[Figure dataset records]

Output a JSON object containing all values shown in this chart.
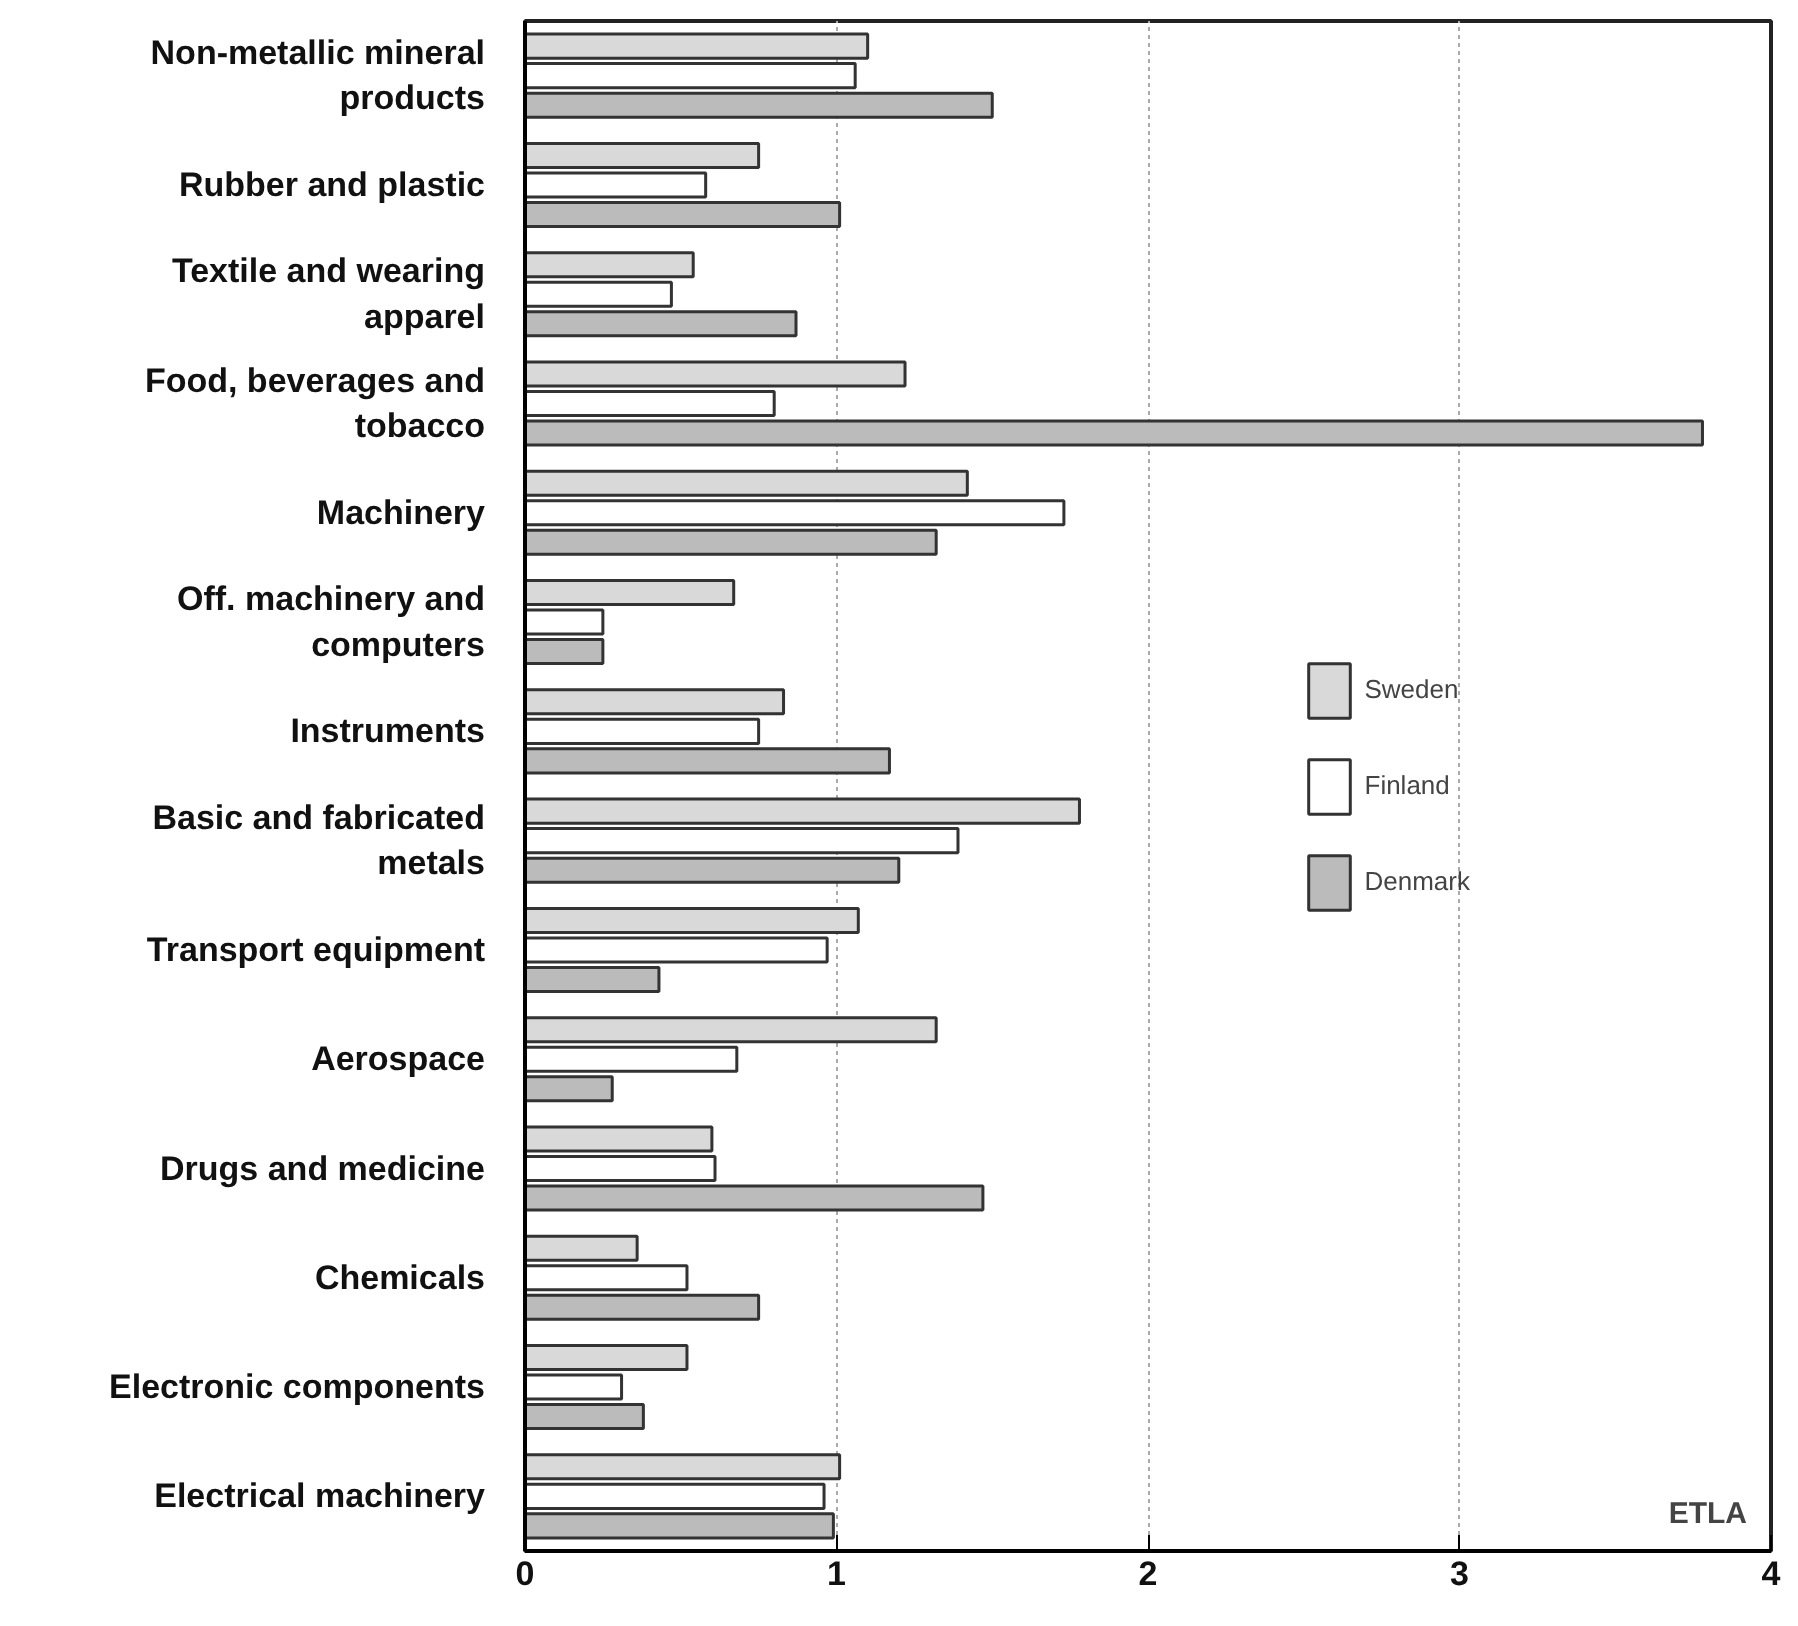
{
  "chart_data": {
    "type": "bar",
    "orientation": "horizontal",
    "categories": [
      "Non-metallic mineral products",
      "Rubber and plastic",
      "Textile and wearing apparel",
      "Food, beverages and tobacco",
      "Machinery",
      "Off. machinery and computers",
      "Instruments",
      "Basic and fabricated metals",
      "Transport equipment",
      "Aerospace",
      "Drugs and medicine",
      "Chemicals",
      "Electronic components",
      "Electrical machinery"
    ],
    "series": [
      {
        "name": "Sweden",
        "color": "#d9d9d9",
        "values": [
          1.1,
          0.75,
          0.54,
          1.22,
          1.42,
          0.67,
          0.83,
          1.78,
          1.07,
          1.32,
          0.6,
          0.36,
          0.52,
          1.01
        ]
      },
      {
        "name": "Finland",
        "color": "#ffffff",
        "values": [
          1.06,
          0.58,
          0.47,
          0.8,
          1.73,
          0.25,
          0.75,
          1.39,
          0.97,
          0.68,
          0.61,
          0.52,
          0.31,
          0.96
        ]
      },
      {
        "name": "Denmark",
        "color": "#bbbbbb",
        "values": [
          1.5,
          1.01,
          0.87,
          3.78,
          1.32,
          0.25,
          1.17,
          1.2,
          0.43,
          0.28,
          1.47,
          0.75,
          0.38,
          0.99
        ]
      }
    ],
    "xlim": [
      0,
      4
    ],
    "xticks": [
      0,
      1,
      2,
      3,
      4
    ],
    "grid": "x",
    "legend": "right",
    "annotations": [
      "ETLA"
    ]
  }
}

● **WORK REQUIRED**
What comes back should match the records exactly, minus any pictures.

● **FINISHED ANSWER**
Output a JSON object containing all values shown in this chart.
{
  "chart_data": {
    "type": "bar",
    "orientation": "horizontal",
    "categories": [
      "Non-metallic mineral products",
      "Rubber and plastic",
      "Textile and wearing apparel",
      "Food, beverages and tobacco",
      "Machinery",
      "Off. machinery and computers",
      "Instruments",
      "Basic and fabricated metals",
      "Transport equipment",
      "Aerospace",
      "Drugs and medicine",
      "Chemicals",
      "Electronic components",
      "Electrical machinery"
    ],
    "series": [
      {
        "name": "Sweden",
        "color": "#d9d9d9",
        "values": [
          1.1,
          0.75,
          0.54,
          1.22,
          1.42,
          0.67,
          0.83,
          1.78,
          1.07,
          1.32,
          0.6,
          0.36,
          0.52,
          1.01
        ]
      },
      {
        "name": "Finland",
        "color": "#ffffff",
        "values": [
          1.06,
          0.58,
          0.47,
          0.8,
          1.73,
          0.25,
          0.75,
          1.39,
          0.97,
          0.68,
          0.61,
          0.52,
          0.31,
          0.96
        ]
      },
      {
        "name": "Denmark",
        "color": "#bbbbbb",
        "values": [
          1.5,
          1.01,
          0.87,
          3.78,
          1.32,
          0.25,
          1.17,
          1.2,
          0.43,
          0.28,
          1.47,
          0.75,
          0.38,
          0.99
        ]
      }
    ],
    "xlim": [
      0,
      4
    ],
    "xticks": [
      0,
      1,
      2,
      3,
      4
    ],
    "grid": "x",
    "legend": "right",
    "annotations": [
      "ETLA"
    ]
  }
}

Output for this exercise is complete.